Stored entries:
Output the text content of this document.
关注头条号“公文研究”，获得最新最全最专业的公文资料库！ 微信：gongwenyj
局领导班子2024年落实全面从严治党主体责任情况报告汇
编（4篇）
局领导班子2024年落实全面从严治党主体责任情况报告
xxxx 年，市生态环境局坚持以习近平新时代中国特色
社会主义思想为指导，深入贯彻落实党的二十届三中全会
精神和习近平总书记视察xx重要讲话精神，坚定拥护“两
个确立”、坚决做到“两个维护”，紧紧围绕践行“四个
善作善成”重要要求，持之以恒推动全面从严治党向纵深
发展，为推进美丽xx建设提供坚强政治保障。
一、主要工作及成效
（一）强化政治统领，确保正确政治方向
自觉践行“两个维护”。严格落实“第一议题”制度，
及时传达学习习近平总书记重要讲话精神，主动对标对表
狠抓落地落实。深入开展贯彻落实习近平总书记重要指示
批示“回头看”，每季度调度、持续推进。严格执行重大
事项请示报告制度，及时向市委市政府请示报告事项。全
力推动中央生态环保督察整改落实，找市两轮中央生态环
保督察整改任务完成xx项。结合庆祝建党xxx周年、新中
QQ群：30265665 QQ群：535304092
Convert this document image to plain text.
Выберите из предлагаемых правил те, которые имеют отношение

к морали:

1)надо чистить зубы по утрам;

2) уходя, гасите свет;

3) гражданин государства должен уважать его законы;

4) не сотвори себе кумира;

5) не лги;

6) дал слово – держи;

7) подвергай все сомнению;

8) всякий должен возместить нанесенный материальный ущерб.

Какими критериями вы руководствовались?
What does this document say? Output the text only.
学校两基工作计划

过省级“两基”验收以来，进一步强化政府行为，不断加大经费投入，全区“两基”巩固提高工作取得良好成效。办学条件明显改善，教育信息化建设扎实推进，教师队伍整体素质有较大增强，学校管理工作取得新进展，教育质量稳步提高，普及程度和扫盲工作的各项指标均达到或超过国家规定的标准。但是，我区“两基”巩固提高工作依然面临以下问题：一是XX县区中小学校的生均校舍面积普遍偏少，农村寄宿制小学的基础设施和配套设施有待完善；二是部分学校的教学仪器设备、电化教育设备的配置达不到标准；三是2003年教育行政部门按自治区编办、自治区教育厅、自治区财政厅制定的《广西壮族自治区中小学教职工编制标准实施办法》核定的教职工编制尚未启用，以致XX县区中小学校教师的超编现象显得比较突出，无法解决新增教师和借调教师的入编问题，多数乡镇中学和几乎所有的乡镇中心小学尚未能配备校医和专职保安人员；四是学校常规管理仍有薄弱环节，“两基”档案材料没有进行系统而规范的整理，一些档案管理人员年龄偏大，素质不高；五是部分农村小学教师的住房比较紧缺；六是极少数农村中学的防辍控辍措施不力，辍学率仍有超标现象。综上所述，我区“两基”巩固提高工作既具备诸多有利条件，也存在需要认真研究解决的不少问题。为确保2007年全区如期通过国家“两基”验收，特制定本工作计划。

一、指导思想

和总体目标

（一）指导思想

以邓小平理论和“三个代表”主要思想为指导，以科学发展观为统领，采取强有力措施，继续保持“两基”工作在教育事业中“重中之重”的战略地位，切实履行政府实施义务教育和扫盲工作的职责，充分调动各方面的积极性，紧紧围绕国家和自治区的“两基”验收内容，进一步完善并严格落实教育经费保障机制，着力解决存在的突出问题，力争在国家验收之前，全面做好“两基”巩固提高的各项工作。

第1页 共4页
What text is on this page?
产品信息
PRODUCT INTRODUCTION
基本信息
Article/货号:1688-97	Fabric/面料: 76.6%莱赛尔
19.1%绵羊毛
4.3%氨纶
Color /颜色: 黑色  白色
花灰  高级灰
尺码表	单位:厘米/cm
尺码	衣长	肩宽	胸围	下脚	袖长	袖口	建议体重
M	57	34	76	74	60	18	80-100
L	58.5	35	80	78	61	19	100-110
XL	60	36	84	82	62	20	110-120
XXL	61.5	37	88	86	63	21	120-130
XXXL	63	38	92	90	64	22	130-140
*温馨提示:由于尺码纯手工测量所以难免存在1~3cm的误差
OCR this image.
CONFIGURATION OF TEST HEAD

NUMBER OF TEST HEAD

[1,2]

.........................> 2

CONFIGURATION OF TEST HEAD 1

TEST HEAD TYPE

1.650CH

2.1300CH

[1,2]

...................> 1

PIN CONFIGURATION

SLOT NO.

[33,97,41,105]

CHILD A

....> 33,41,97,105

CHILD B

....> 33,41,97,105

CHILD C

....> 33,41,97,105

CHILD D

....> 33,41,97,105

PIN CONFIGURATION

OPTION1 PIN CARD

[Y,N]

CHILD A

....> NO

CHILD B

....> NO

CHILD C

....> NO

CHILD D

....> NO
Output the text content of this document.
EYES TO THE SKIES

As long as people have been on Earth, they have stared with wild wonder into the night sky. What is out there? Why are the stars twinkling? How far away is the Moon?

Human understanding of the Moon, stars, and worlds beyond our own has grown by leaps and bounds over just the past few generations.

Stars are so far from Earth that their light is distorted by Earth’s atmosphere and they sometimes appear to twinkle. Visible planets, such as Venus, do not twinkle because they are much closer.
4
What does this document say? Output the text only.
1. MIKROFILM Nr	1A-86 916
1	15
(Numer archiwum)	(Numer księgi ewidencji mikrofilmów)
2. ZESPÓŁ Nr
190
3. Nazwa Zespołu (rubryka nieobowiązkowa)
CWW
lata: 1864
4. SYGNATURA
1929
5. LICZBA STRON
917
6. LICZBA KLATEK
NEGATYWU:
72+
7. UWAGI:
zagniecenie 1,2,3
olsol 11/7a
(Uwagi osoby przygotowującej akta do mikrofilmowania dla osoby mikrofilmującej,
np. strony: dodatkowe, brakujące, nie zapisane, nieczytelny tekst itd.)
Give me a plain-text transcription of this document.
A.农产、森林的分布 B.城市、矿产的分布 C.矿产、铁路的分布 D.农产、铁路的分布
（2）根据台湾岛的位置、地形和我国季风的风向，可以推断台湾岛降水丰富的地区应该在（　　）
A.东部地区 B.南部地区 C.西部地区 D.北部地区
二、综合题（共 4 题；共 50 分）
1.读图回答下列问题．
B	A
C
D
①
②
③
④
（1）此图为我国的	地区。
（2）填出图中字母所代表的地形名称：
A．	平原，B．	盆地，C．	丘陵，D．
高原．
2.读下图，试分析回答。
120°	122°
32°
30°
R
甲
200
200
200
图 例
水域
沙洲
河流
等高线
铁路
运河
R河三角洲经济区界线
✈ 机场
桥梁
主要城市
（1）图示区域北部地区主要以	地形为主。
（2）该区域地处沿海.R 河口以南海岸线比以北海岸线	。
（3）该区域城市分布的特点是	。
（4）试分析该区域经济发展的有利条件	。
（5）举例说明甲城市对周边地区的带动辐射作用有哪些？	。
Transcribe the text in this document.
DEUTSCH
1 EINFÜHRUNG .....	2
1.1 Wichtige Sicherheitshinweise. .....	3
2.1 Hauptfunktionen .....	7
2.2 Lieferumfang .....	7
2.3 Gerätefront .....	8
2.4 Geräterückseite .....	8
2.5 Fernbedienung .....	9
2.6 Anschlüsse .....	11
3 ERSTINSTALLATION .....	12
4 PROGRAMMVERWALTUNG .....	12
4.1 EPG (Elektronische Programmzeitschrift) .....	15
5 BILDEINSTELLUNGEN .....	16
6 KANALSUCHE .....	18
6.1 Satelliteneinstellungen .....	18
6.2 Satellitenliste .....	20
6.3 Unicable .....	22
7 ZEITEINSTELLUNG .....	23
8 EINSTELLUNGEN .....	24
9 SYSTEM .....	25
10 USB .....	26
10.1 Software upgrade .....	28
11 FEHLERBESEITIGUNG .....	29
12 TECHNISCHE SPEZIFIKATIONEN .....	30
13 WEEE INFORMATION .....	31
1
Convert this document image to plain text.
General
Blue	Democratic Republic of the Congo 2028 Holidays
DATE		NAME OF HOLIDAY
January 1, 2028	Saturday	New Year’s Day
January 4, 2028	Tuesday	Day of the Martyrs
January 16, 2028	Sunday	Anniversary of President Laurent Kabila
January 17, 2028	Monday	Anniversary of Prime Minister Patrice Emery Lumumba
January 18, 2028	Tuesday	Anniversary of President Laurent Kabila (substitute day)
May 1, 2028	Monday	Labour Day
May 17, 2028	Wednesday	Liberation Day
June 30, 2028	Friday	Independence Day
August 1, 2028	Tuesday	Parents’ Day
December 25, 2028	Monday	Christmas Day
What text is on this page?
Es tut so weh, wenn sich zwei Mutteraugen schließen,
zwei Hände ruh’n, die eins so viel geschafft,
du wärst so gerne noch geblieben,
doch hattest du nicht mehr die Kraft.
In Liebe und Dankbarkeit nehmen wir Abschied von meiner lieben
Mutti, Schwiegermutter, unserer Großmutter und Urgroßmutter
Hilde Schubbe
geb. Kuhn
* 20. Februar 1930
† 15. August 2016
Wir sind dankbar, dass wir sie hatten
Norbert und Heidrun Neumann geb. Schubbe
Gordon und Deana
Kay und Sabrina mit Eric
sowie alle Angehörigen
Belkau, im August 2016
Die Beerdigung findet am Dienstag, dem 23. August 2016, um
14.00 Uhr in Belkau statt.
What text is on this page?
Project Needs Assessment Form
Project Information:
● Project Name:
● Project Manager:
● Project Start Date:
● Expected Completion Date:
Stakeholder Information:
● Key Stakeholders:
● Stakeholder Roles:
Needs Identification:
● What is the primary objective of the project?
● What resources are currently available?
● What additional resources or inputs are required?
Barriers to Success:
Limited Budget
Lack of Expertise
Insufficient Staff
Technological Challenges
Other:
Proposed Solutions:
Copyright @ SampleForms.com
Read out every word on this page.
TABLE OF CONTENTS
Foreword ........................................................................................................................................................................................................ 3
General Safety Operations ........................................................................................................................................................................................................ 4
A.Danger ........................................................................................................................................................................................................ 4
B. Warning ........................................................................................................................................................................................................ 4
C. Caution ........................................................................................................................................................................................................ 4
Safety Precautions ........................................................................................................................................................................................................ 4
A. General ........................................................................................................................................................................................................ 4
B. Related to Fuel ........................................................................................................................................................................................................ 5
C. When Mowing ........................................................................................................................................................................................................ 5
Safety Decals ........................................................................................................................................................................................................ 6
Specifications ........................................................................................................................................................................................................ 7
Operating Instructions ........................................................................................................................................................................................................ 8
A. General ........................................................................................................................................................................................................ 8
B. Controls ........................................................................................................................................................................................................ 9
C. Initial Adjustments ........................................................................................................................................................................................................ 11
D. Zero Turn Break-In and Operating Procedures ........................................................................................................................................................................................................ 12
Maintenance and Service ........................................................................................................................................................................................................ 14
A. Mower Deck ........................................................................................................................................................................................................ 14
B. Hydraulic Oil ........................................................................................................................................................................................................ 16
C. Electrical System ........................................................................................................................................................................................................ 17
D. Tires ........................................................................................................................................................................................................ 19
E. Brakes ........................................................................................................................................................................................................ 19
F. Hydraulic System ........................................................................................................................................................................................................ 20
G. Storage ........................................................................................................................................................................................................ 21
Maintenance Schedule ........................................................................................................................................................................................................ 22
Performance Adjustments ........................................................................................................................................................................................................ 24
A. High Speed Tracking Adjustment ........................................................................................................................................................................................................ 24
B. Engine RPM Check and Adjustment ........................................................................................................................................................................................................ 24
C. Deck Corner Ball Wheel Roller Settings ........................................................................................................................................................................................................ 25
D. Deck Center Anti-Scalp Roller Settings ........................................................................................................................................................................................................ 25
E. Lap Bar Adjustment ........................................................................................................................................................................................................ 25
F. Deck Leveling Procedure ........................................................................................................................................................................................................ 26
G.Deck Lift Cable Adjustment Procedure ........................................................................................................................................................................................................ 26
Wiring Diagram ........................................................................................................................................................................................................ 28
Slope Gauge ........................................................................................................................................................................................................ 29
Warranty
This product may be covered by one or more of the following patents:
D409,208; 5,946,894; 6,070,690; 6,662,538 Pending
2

*WHAT TO PRODUCE*. Every line in the data above that contains "Moon" needs to be copied.

*EXERCISE SOLUTION*.
As long as people have been on Earth, they have stared with wild wonder into the night sky. What is out there? Why are the stars twinkling? How far away is the Moon?
Human understanding of the Moon, stars, and worlds beyond our own has grown by leaps and bounds over just the past few generations.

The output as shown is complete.